[Stored records]
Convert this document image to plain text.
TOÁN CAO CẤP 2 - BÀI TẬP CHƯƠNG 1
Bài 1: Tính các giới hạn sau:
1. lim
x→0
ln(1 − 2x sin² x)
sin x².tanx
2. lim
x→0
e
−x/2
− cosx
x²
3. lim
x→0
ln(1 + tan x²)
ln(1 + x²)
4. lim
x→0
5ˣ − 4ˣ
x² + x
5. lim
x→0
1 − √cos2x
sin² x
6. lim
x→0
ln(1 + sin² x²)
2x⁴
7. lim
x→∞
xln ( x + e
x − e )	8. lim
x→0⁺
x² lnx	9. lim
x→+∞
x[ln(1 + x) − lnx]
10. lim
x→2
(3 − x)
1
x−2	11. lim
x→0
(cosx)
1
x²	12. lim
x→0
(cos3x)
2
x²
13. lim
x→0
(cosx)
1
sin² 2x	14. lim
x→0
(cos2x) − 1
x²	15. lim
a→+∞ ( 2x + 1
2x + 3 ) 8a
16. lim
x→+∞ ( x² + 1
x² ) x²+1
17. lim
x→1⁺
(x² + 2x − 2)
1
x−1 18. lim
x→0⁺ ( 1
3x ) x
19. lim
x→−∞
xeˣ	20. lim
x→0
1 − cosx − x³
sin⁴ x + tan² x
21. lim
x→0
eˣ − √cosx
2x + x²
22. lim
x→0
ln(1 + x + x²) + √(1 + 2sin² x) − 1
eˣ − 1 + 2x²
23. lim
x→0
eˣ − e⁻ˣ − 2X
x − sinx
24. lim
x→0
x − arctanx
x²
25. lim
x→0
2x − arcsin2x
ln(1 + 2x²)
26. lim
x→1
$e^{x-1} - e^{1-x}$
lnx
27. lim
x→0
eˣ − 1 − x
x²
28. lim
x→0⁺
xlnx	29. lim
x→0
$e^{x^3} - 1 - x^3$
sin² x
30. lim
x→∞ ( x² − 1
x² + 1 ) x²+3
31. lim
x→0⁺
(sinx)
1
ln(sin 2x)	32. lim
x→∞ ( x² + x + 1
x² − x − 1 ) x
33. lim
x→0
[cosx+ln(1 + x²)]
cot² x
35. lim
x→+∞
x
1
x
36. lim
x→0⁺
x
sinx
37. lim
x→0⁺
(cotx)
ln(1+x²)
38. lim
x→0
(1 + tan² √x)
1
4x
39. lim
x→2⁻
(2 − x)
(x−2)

> [WRITTEN TASK]
Write out every record verbatim.

> [THE ANSWER]
Convert this document image to plain text.
TOÁN CAO CẤP 2 - BÀI TẬP CHƯƠNG 1
Bài 1: Tính các giới hạn sau:
1. lim
x→0
ln(1 − 2x sin² x)
sin x².tanx
2. lim
x→0
e
−x/2
− cosx
x²
3. lim
x→0
ln(1 + tan x²)
ln(1 + x²)
4. lim
x→0
5ˣ − 4ˣ
x² + x
5. lim
x→0
1 − √cos2x
sin² x
6. lim
x→0
ln(1 + sin² x²)
2x⁴
7. lim
x→∞
xln ( x + e
x − e )	8. lim
x→0⁺
x² lnx	9. lim
x→+∞
x[ln(1 + x) − lnx]
10. lim
x→2
(3 − x)
1
x−2	11. lim
x→0
(cosx)
1
x²	12. lim
x→0
(cos3x)
2
x²
13. lim
x→0
(cosx)
1
sin² 2x	14. lim
x→0
(cos2x) − 1
x²	15. lim
a→+∞ ( 2x + 1
2x + 3 ) 8a
16. lim
x→+∞ ( x² + 1
x² ) x²+1
17. lim
x→1⁺
(x² + 2x − 2)
1
x−1 18. lim
x→0⁺ ( 1
3x ) x
19. lim
x→−∞
xeˣ	20. lim
x→0
1 − cosx − x³
sin⁴ x + tan² x
21. lim
x→0
eˣ − √cosx
2x + x²
22. lim
x→0
ln(1 + x + x²) + √(1 + 2sin² x) − 1
eˣ − 1 + 2x²
23. lim
x→0
eˣ − e⁻ˣ − 2X
x − sinx
24. lim
x→0
x − arctanx
x²
25. lim
x→0
2x − arcsin2x
ln(1 + 2x²)
26. lim
x→1
$e^{x-1} - e^{1-x}$
lnx
27. lim
x→0
eˣ − 1 − x
x²
28. lim
x→0⁺
xlnx	29. lim
x→0
$e^{x^3} - 1 - x^3$
sin² x
30. lim
x→∞ ( x² − 1
x² + 1 ) x²+3
31. lim
x→0⁺
(sinx)
1
ln(sin 2x)	32. lim
x→∞ ( x² + x + 1
x² − x − 1 ) x
33. lim
x→0
[cosx+ln(1 + x²)]
cot² x
35. lim
x→+∞
x
1
x
36. lim
x→0⁺
x
sinx
37. lim
x→0⁺
(cotx)
ln(1+x²)
38. lim
x→0
(1 + tan² √x)
1
4x
39. lim
x→2⁻
(2 − x)
(x−2)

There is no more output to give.